Task brief — Provide an exact reproduction of every entry.

(Data records)
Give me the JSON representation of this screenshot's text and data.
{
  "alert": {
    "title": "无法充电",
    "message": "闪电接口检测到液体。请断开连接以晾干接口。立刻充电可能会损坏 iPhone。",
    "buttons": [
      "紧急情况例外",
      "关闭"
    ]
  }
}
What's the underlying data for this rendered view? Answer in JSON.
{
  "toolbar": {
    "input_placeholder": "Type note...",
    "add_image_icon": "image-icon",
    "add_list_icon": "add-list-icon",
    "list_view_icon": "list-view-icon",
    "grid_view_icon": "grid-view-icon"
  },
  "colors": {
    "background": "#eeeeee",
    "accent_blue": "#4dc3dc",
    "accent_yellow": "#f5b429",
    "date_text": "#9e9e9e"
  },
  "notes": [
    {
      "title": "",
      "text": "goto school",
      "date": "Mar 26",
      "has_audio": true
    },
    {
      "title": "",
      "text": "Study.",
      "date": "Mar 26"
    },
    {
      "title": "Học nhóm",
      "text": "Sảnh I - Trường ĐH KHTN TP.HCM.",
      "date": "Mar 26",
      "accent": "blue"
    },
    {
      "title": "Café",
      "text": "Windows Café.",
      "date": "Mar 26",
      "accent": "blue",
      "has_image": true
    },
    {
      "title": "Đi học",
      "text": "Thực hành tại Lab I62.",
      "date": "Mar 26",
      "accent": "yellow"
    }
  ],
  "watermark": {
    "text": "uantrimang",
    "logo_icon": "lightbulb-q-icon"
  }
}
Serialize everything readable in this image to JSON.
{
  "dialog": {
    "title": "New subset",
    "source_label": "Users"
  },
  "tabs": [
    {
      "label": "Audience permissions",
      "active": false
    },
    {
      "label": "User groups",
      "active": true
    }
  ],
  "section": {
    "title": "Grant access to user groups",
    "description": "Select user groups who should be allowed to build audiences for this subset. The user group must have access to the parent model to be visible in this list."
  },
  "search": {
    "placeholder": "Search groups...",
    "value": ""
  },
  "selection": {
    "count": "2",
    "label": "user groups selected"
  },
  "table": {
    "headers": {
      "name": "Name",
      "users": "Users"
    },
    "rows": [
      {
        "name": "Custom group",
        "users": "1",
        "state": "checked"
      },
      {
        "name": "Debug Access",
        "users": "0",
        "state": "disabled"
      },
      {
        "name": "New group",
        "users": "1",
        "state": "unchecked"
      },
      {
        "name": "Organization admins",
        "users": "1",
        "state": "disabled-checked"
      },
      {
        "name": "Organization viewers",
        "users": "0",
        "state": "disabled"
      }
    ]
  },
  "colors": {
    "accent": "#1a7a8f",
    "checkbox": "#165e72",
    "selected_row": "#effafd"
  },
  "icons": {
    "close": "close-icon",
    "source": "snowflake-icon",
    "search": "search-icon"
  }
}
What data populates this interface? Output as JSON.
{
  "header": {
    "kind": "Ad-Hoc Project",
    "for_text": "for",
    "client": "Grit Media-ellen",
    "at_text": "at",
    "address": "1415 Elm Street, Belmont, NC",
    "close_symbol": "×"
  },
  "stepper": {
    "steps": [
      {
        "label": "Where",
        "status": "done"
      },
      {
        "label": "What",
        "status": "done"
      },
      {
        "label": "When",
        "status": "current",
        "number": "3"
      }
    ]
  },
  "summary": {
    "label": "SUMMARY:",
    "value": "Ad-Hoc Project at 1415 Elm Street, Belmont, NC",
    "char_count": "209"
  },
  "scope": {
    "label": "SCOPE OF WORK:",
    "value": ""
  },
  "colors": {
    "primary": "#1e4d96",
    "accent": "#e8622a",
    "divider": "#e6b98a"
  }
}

Task solution —
Give me the JSON representation of this screenshot's text and data.
{
  "alert": {
    "title": "无法充电",
    "message": "闪电接口检测到液体。请断开连接以晾干接口。立刻充电可能会损坏 iPhone。",
    "buttons": [
      "紧急情况例外",
      "关闭"
    ]
  }
}
What's the underlying data for this rendered view? Answer in JSON.
{
  "toolbar": {
    "input_placeholder": "Type note...",
    "add_image_icon": "image-icon",
    "add_list_icon": "add-list-icon",
    "list_view_icon": "list-view-icon",
    "grid_view_icon": "grid-view-icon"
  },
  "colors": {
    "background": "#eeeeee",
    "accent_blue": "#4dc3dc",
    "accent_yellow": "#f5b429",
    "date_text": "#9e9e9e"
  },
  "notes": [
    {
      "title": "",
      "text": "goto school",
      "date": "Mar 26",
      "has_audio": true
    },
    {
      "title": "",
      "text": "Study.",
      "date": "Mar 26"
    },
    {
      "title": "Học nhóm",
      "text": "Sảnh I - Trường ĐH KHTN TP.HCM.",
      "date": "Mar 26",
      "accent": "blue"
    },
    {
      "title": "Café",
      "text": "Windows Café.",
      "date": "Mar 26",
      "accent": "blue",
      "has_image": true
    },
    {
      "title": "Đi học",
      "text": "Thực hành tại Lab I62.",
      "date": "Mar 26",
      "accent": "yellow"
    }
  ],
  "watermark": {
    "text": "uantrimang",
    "logo_icon": "lightbulb-q-icon"
  }
}
Serialize everything readable in this image to JSON.
{
  "dialog": {
    "title": "New subset",
    "source_label": "Users"
  },
  "tabs": [
    {
      "label": "Audience permissions",
      "active": false
    },
    {
      "label": "User groups",
      "active": true
    }
  ],
  "section": {
    "title": "Grant access to user groups",
    "description": "Select user groups who should be allowed to build audiences for this subset. The user group must have access to the parent model to be visible in this list."
  },
  "search": {
    "placeholder": "Search groups...",
    "value": ""
  },
  "selection": {
    "count": "2",
    "label": "user groups selected"
  },
  "table": {
    "headers": {
      "name": "Name",
      "users": "Users"
    },
    "rows": [
      {
        "name": "Custom group",
        "users": "1",
        "state": "checked"
      },
      {
        "name": "Debug Access",
        "users": "0",
        "state": "disabled"
      },
      {
        "name": "New group",
        "users": "1",
        "state": "unchecked"
      },
      {
        "name": "Organization admins",
        "users": "1",
        "state": "disabled-checked"
      },
      {
        "name": "Organization viewers",
        "users": "0",
        "state": "disabled"
      }
    ]
  },
  "colors": {
    "accent": "#1a7a8f",
    "checkbox": "#165e72",
    "selected_row": "#effafd"
  },
  "icons": {
    "close": "close-icon",
    "source": "snowflake-icon",
    "search": "search-icon"
  }
}
What data populates this interface? Output as JSON.
{
  "header": {
    "kind": "Ad-Hoc Project",
    "for_text": "for",
    "client": "Grit Media-ellen",
    "at_text": "at",
    "address": "1415 Elm Street, Belmont, NC",
    "close_symbol": "×"
  },
  "stepper": {
    "steps": [
      {
        "label": "Where",
        "status": "done"
      },
      {
        "label": "What",
        "status": "done"
      },
      {
        "label": "When",
        "status": "current",
        "number": "3"
      }
    ]
  },
  "summary": {
    "label": "SUMMARY:",
    "value": "Ad-Hoc Project at 1415 Elm Street, Belmont, NC",
    "char_count": "209"
  },
  "scope": {
    "label": "SCOPE OF WORK:",
    "value": ""
  },
  "colors": {
    "primary": "#1e4d96",
    "accent": "#e8622a",
    "divider": "#e6b98a"
  }
}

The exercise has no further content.